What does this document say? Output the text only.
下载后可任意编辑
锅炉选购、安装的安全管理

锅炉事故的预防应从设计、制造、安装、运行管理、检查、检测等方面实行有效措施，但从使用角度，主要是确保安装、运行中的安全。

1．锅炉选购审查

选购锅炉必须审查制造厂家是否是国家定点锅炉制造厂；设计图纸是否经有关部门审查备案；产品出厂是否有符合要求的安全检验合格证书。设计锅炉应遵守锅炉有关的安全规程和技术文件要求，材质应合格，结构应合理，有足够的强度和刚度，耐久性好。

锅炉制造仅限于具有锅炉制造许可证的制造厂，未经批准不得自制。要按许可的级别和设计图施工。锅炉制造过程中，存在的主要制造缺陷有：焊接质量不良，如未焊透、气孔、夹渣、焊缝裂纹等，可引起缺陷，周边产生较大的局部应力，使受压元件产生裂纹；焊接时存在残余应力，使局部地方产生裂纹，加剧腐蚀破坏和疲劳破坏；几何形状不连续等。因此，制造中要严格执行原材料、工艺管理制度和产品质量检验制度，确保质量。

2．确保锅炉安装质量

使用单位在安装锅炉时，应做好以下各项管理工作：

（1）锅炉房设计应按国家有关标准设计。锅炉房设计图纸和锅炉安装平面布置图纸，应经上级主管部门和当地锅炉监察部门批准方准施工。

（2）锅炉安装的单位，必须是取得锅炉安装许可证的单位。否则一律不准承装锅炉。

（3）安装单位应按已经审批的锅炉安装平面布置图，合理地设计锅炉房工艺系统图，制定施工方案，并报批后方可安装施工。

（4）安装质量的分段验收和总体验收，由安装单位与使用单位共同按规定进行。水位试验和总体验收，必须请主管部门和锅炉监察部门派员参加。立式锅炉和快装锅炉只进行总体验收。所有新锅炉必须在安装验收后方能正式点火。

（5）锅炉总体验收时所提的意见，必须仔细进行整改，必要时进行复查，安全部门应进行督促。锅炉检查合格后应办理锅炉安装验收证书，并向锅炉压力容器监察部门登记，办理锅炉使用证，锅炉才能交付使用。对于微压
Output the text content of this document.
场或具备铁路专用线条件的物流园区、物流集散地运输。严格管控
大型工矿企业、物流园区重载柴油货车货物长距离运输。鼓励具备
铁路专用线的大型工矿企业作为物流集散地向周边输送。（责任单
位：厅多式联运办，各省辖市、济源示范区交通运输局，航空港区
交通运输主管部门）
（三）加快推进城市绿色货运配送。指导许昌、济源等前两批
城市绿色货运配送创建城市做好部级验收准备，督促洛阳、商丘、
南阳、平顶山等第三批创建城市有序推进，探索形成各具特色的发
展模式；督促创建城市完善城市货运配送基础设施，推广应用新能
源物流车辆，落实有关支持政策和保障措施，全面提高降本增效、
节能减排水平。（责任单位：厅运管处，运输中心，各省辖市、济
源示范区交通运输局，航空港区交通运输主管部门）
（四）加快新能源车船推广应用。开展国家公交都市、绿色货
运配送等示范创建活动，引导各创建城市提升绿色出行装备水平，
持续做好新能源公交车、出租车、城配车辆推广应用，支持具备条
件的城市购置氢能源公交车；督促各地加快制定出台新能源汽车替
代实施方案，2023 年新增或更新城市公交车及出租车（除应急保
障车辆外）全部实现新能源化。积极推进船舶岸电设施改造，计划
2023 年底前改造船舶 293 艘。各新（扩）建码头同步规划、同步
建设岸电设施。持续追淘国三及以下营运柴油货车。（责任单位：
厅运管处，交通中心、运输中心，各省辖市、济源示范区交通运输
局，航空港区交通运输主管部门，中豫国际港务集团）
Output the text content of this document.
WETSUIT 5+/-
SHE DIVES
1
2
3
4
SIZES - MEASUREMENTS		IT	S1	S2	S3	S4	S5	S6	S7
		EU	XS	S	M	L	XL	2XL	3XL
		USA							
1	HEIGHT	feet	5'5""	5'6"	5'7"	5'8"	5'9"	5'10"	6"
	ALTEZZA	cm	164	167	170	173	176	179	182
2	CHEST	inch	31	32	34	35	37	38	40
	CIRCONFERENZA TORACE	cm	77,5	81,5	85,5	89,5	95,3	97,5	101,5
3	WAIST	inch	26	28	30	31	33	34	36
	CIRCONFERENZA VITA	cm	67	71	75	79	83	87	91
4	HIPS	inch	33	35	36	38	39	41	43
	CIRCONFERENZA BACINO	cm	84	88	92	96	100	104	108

====

◆ INSTRUCTIONS FOR THE TASK ◆
Quote every record above exactly.

◆ EXERCISE ANSWER ◆
What does this document say? Output the text only.
下载后可任意编辑
锅炉选购、安装的安全管理

锅炉事故的预防应从设计、制造、安装、运行管理、检查、检测等方面实行有效措施，但从使用角度，主要是确保安装、运行中的安全。

1．锅炉选购审查

选购锅炉必须审查制造厂家是否是国家定点锅炉制造厂；设计图纸是否经有关部门审查备案；产品出厂是否有符合要求的安全检验合格证书。设计锅炉应遵守锅炉有关的安全规程和技术文件要求，材质应合格，结构应合理，有足够的强度和刚度，耐久性好。

锅炉制造仅限于具有锅炉制造许可证的制造厂，未经批准不得自制。要按许可的级别和设计图施工。锅炉制造过程中，存在的主要制造缺陷有：焊接质量不良，如未焊透、气孔、夹渣、焊缝裂纹等，可引起缺陷，周边产生较大的局部应力，使受压元件产生裂纹；焊接时存在残余应力，使局部地方产生裂纹，加剧腐蚀破坏和疲劳破坏；几何形状不连续等。因此，制造中要严格执行原材料、工艺管理制度和产品质量检验制度，确保质量。

2．确保锅炉安装质量

使用单位在安装锅炉时，应做好以下各项管理工作：

（1）锅炉房设计应按国家有关标准设计。锅炉房设计图纸和锅炉安装平面布置图纸，应经上级主管部门和当地锅炉监察部门批准方准施工。

（2）锅炉安装的单位，必须是取得锅炉安装许可证的单位。否则一律不准承装锅炉。

（3）安装单位应按已经审批的锅炉安装平面布置图，合理地设计锅炉房工艺系统图，制定施工方案，并报批后方可安装施工。

（4）安装质量的分段验收和总体验收，由安装单位与使用单位共同按规定进行。水位试验和总体验收，必须请主管部门和锅炉监察部门派员参加。立式锅炉和快装锅炉只进行总体验收。所有新锅炉必须在安装验收后方能正式点火。

（5）锅炉总体验收时所提的意见，必须仔细进行整改，必要时进行复查，安全部门应进行督促。锅炉检查合格后应办理锅炉安装验收证书，并向锅炉压力容器监察部门登记，办理锅炉使用证，锅炉才能交付使用。对于微压
Output the text content of this document.
场或具备铁路专用线条件的物流园区、物流集散地运输。严格管控
大型工矿企业、物流园区重载柴油货车货物长距离运输。鼓励具备
铁路专用线的大型工矿企业作为物流集散地向周边输送。（责任单
位：厅多式联运办，各省辖市、济源示范区交通运输局，航空港区
交通运输主管部门）
（三）加快推进城市绿色货运配送。指导许昌、济源等前两批
城市绿色货运配送创建城市做好部级验收准备，督促洛阳、商丘、
南阳、平顶山等第三批创建城市有序推进，探索形成各具特色的发
展模式；督促创建城市完善城市货运配送基础设施，推广应用新能
源物流车辆，落实有关支持政策和保障措施，全面提高降本增效、
节能减排水平。（责任单位：厅运管处，运输中心，各省辖市、济
源示范区交通运输局，航空港区交通运输主管部门）
（四）加快新能源车船推广应用。开展国家公交都市、绿色货
运配送等示范创建活动，引导各创建城市提升绿色出行装备水平，
持续做好新能源公交车、出租车、城配车辆推广应用，支持具备条
件的城市购置氢能源公交车；督促各地加快制定出台新能源汽车替
代实施方案，2023 年新增或更新城市公交车及出租车（除应急保
障车辆外）全部实现新能源化。积极推进船舶岸电设施改造，计划
2023 年底前改造船舶 293 艘。各新（扩）建码头同步规划、同步
建设岸电设施。持续追淘国三及以下营运柴油货车。（责任单位：
厅运管处，交通中心、运输中心，各省辖市、济源示范区交通运输
局，航空港区交通运输主管部门，中豫国际港务集团）
Output the text content of this document.
WETSUIT 5+/-
SHE DIVES
1
2
3
4
SIZES - MEASUREMENTS		IT	S1	S2	S3	S4	S5	S6	S7
		EU	XS	S	M	L	XL	2XL	3XL
		USA							
1	HEIGHT	feet	5'5""	5'6"	5'7"	5'8"	5'9"	5'10"	6"
	ALTEZZA	cm	164	167	170	173	176	179	182
2	CHEST	inch	31	32	34	35	37	38	40
	CIRCONFERENZA TORACE	cm	77,5	81,5	85,5	89,5	95,3	97,5	101,5
3	WAIST	inch	26	28	30	31	33	34	36
	CIRCONFERENZA VITA	cm	67	71	75	79	83	87	91
4	HIPS	inch	33	35	36	38	39	41	43
	CIRCONFERENZA BACINO	cm	84	88	92	96	100	104	108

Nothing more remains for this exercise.